__本文抜粋__.
------------------------------------
エンジニアに「何がしたいか」を問う人は多い。だが、強い目標意識が逆に将来の幅を狭めるケースもある。今回は「目指す将来像を描けなかった」「だからこそ、何でもやってきた」、業務の周辺に関心の幅を広げながら「引き出し」を増やしてきた意欲旺盛なエンジニアを紹介する。

静岡県浜松市出身。福井県の工科大学の短期学部でコンピューターグラフィックを学んだ。

「大学の志望理由は、浜松を出たかったのと、友人が大学の入試を受けるので、とりあえず一緒に受けてみたから」

大学で習ったのはプログラムとデザインの基礎が中心、卒業研究はVisual Basicを使ったスライドショー。

「就職氷河期と言われた時代。何をしたらいいのか分からなかったので、逆に何でもできるように経験を積もうと思っていました」

就職活動の合同説明会でメイテックを知るも、名古屋の会社説明会にて四大卒以外は採用しないと断られ、諦めた。

「気持ちがなえましたが、半年間くらい趣味に時間を費やしていたら尻に火がつきました。そして採用試験を受けたのが、静岡市に工場があるおもちゃメーカーと、ジャパンアウトソーシング(以下、JO:現メイテックフィルダーズ)でした」

結果、JOに入社する。だが、その時点ではメイテックのグループ企業とは知らずにいた。

何もできない新人時代は
何でもやって「引き出し」を増やした。
------------------------------------
__データ行__.
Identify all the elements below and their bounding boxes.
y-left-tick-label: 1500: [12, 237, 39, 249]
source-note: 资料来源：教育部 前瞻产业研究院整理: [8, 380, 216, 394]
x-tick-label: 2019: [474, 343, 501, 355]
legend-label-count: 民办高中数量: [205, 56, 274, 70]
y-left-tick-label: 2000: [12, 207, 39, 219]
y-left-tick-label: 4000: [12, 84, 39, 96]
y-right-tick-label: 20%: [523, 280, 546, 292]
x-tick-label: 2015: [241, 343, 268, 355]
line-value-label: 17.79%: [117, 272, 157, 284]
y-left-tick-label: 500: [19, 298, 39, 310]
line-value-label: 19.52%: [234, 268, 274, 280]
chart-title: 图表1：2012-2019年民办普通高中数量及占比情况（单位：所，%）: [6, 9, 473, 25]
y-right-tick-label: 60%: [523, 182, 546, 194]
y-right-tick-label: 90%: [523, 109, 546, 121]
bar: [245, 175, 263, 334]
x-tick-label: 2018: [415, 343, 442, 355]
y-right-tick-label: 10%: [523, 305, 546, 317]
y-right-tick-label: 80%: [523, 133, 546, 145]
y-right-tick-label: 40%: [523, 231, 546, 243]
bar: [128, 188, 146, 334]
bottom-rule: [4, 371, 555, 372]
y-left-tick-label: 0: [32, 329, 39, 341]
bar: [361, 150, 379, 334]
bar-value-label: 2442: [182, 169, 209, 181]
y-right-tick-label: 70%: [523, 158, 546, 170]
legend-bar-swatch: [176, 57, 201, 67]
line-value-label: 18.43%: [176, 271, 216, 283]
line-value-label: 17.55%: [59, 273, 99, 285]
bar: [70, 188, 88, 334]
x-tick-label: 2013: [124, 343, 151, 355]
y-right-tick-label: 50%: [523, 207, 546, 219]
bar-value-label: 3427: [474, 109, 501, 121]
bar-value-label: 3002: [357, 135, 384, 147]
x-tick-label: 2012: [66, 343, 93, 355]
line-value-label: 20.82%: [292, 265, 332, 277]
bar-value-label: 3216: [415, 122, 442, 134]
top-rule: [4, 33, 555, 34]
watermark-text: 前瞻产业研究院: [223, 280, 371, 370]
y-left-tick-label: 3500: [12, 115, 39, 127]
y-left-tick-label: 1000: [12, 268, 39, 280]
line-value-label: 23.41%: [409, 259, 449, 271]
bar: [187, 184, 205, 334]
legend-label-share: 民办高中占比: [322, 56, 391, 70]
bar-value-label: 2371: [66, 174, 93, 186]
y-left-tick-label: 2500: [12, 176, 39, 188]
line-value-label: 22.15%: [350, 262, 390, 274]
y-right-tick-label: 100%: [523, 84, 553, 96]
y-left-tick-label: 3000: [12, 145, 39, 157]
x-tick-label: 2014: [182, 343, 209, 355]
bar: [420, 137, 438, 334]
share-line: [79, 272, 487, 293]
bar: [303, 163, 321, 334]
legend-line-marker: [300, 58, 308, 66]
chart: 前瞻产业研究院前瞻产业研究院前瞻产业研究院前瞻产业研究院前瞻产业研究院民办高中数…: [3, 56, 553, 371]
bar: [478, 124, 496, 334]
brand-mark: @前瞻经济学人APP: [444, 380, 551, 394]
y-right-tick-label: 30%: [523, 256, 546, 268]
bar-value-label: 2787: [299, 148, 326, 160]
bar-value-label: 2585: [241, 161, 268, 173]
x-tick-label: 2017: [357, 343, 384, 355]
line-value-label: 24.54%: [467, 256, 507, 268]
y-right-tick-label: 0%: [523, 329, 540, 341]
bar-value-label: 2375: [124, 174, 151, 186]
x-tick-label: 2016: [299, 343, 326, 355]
------------------------------------
__課題文__.
エンジニア紹介の本文のうち、「就職活動の合同説明会でメイテ」から「何でもやって「引き出し」を増やした。」までを正確に引用してください。

__解答例__.
就職活動の合同説明会でメイテックを知るも、名古屋の会社説明会にて四大卒以外は採用しないと断られ、諦めた。

「気持ちがなえましたが、半年間くらい趣味に時間を費やしていたら尻に火がつきました。そして採用試験を受けたのが、静岡市に工場があるおもちゃメーカーと、ジャパンアウトソーシング(以下、JO:現メイテックフィルダーズ)でした」

結果、JOに入社する。だが、その時点ではメイテックのグループ企業とは知らずにいた。

何もできない新人時代は
何でもやって「引き出し」を増やした。